Exercise directions ::
In this exercise, reproduce all the entries that follow exactly.

Dataset records ::
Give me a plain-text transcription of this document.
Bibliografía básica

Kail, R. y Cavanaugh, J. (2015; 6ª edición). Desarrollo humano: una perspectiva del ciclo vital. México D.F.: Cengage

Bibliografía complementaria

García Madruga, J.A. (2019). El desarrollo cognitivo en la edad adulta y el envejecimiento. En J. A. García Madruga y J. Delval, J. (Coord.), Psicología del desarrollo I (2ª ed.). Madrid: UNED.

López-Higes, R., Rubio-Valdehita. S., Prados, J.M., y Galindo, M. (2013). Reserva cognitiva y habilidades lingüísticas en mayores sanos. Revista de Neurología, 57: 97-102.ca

Task answer ::
Give me a plain-text transcription of this document.
Bibliografía básica

Kail, R. y Cavanaugh, J. (2015; 6ª edición). Desarrollo humano: una perspectiva del ciclo vital. México D.F.: Cengage

Bibliografía complementaria

García Madruga, J.A. (2019). El desarrollo cognitivo en la edad adulta y el envejecimiento. En J. A. García Madruga y J. Delval, J. (Coord.), Psicología del desarrollo I (2ª ed.). Madrid: UNED.

López-Higes, R., Rubio-Valdehita. S., Prados, J.M., y Galindo, M. (2013). Reserva cognitiva y habilidades lingüísticas en mayores sanos. Revista de Neurología, 57: 97-102.ca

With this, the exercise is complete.